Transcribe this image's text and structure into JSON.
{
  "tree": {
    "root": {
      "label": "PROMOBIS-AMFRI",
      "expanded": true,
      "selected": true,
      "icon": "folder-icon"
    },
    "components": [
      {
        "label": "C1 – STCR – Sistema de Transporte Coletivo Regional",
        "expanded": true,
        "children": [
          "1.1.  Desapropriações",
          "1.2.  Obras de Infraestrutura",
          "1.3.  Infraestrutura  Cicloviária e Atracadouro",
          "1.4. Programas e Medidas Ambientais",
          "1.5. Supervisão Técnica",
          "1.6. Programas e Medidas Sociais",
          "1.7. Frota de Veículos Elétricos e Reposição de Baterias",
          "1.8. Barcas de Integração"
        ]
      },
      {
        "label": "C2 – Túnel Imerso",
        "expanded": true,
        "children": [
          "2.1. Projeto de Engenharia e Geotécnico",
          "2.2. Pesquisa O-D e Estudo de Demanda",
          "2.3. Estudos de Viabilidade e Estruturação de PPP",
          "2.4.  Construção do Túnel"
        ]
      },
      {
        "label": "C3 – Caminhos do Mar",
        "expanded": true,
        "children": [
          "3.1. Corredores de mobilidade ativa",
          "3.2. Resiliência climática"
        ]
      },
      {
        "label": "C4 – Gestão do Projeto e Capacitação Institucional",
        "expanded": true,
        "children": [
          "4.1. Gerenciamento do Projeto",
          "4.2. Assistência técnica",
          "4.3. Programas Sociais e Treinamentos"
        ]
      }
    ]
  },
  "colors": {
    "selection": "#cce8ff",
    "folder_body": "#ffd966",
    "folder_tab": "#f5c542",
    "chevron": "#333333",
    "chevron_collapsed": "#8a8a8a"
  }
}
┄┄┄┄┄┄
→ **Exercise requirements**:
Can you reproduce all the material exactly?

→ **Full response**:
Transcribe this image's text and structure into JSON.
{
  "tree": {
    "root": {
      "label": "PROMOBIS-AMFRI",
      "expanded": true,
      "selected": true,
      "icon": "folder-icon"
    },
    "components": [
      {
        "label": "C1 – STCR – Sistema de Transporte Coletivo Regional",
        "expanded": true,
        "children": [
          "1.1.  Desapropriações",
          "1.2.  Obras de Infraestrutura",
          "1.3.  Infraestrutura  Cicloviária e Atracadouro",
          "1.4. Programas e Medidas Ambientais",
          "1.5. Supervisão Técnica",
          "1.6. Programas e Medidas Sociais",
          "1.7. Frota de Veículos Elétricos e Reposição de Baterias",
          "1.8. Barcas de Integração"
        ]
      },
      {
        "label": "C2 – Túnel Imerso",
        "expanded": true,
        "children": [
          "2.1. Projeto de Engenharia e Geotécnico",
          "2.2. Pesquisa O-D e Estudo de Demanda",
          "2.3. Estudos de Viabilidade e Estruturação de PPP",
          "2.4.  Construção do Túnel"
        ]
      },
      {
        "label": "C3 – Caminhos do Mar",
        "expanded": true,
        "children": [
          "3.1. Corredores de mobilidade ativa",
          "3.2. Resiliência climática"
        ]
      },
      {
        "label": "C4 – Gestão do Projeto e Capacitação Institucional",
        "expanded": true,
        "children": [
          "4.1. Gerenciamento do Projeto",
          "4.2. Assistência técnica",
          "4.3. Programas Sociais e Treinamentos"
        ]
      }
    ]
  },
  "colors": {
    "selection": "#cce8ff",
    "folder_body": "#ffd966",
    "folder_tab": "#f5c542",
    "chevron": "#333333",
    "chevron_collapsed": "#8a8a8a"
  }
}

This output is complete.